** start of Given entries **

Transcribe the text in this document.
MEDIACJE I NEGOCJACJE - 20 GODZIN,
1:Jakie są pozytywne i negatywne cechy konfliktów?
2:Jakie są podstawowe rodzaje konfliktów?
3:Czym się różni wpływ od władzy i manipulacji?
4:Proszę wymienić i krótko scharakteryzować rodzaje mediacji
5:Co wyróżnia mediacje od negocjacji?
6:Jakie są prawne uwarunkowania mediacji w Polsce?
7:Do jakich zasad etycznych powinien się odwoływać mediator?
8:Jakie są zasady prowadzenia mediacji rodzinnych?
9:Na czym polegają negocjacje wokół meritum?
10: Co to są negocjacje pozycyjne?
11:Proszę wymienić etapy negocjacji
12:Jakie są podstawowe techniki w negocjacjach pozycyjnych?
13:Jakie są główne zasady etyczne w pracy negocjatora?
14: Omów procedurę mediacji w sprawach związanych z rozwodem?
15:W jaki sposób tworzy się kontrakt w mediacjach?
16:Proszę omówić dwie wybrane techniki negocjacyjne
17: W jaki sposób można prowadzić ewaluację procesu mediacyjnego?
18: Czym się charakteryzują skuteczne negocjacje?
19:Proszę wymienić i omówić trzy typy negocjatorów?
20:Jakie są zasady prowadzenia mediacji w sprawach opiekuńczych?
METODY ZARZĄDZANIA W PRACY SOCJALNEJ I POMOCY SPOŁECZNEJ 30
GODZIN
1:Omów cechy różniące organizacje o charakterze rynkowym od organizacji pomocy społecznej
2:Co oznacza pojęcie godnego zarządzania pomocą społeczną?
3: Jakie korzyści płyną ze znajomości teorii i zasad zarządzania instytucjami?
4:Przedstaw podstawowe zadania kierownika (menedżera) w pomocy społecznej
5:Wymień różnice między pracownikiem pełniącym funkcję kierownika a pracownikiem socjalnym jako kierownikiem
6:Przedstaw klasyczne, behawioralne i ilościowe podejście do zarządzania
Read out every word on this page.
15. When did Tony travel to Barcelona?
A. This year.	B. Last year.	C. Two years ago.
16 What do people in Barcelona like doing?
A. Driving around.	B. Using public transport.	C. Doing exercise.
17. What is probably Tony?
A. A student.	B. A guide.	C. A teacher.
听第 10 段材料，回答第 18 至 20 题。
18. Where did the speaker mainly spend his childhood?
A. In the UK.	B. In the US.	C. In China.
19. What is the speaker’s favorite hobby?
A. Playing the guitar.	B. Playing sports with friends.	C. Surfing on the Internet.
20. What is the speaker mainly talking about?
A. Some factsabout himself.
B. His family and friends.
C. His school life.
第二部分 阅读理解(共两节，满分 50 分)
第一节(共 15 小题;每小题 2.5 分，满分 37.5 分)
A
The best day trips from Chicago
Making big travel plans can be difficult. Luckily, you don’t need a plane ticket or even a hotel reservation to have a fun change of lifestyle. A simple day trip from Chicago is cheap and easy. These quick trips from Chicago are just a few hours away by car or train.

** end of Given entries **

__Required work__. Retype all the records, matching them exactly.

__Task result__.
Transcribe the text in this document.
MEDIACJE I NEGOCJACJE - 20 GODZIN,
1:Jakie są pozytywne i negatywne cechy konfliktów?
2:Jakie są podstawowe rodzaje konfliktów?
3:Czym się różni wpływ od władzy i manipulacji?
4:Proszę wymienić i krótko scharakteryzować rodzaje mediacji
5:Co wyróżnia mediacje od negocjacji?
6:Jakie są prawne uwarunkowania mediacji w Polsce?
7:Do jakich zasad etycznych powinien się odwoływać mediator?
8:Jakie są zasady prowadzenia mediacji rodzinnych?
9:Na czym polegają negocjacje wokół meritum?
10: Co to są negocjacje pozycyjne?
11:Proszę wymienić etapy negocjacji
12:Jakie są podstawowe techniki w negocjacjach pozycyjnych?
13:Jakie są główne zasady etyczne w pracy negocjatora?
14: Omów procedurę mediacji w sprawach związanych z rozwodem?
15:W jaki sposób tworzy się kontrakt w mediacjach?
16:Proszę omówić dwie wybrane techniki negocjacyjne
17: W jaki sposób można prowadzić ewaluację procesu mediacyjnego?
18: Czym się charakteryzują skuteczne negocjacje?
19:Proszę wymienić i omówić trzy typy negocjatorów?
20:Jakie są zasady prowadzenia mediacji w sprawach opiekuńczych?
METODY ZARZĄDZANIA W PRACY SOCJALNEJ I POMOCY SPOŁECZNEJ 30
GODZIN
1:Omów cechy różniące organizacje o charakterze rynkowym od organizacji pomocy społecznej
2:Co oznacza pojęcie godnego zarządzania pomocą społeczną?
3: Jakie korzyści płyną ze znajomości teorii i zasad zarządzania instytucjami?
4:Przedstaw podstawowe zadania kierownika (menedżera) w pomocy społecznej
5:Wymień różnice między pracownikiem pełniącym funkcję kierownika a pracownikiem socjalnym jako kierownikiem
6:Przedstaw klasyczne, behawioralne i ilościowe podejście do zarządzania
Read out every word on this page.
15. When did Tony travel to Barcelona?
A. This year.	B. Last year.	C. Two years ago.
16 What do people in Barcelona like doing?
A. Driving around.	B. Using public transport.	C. Doing exercise.
17. What is probably Tony?
A. A student.	B. A guide.	C. A teacher.
听第 10 段材料，回答第 18 至 20 题。
18. Where did the speaker mainly spend his childhood?
A. In the UK.	B. In the US.	C. In China.
19. What is the speaker’s favorite hobby?
A. Playing the guitar.	B. Playing sports with friends.	C. Surfing on the Internet.
20. What is the speaker mainly talking about?
A. Some factsabout himself.
B. His family and friends.
C. His school life.
第二部分 阅读理解(共两节，满分 50 分)
第一节(共 15 小题;每小题 2.5 分，满分 37.5 分)
A
The best day trips from Chicago
Making big travel plans can be difficult. Luckily, you don’t need a plane ticket or even a hotel reservation to have a fun change of lifestyle. A simple day trip from Chicago is cheap and easy. These quick trips from Chicago are just a few hours away by car or train.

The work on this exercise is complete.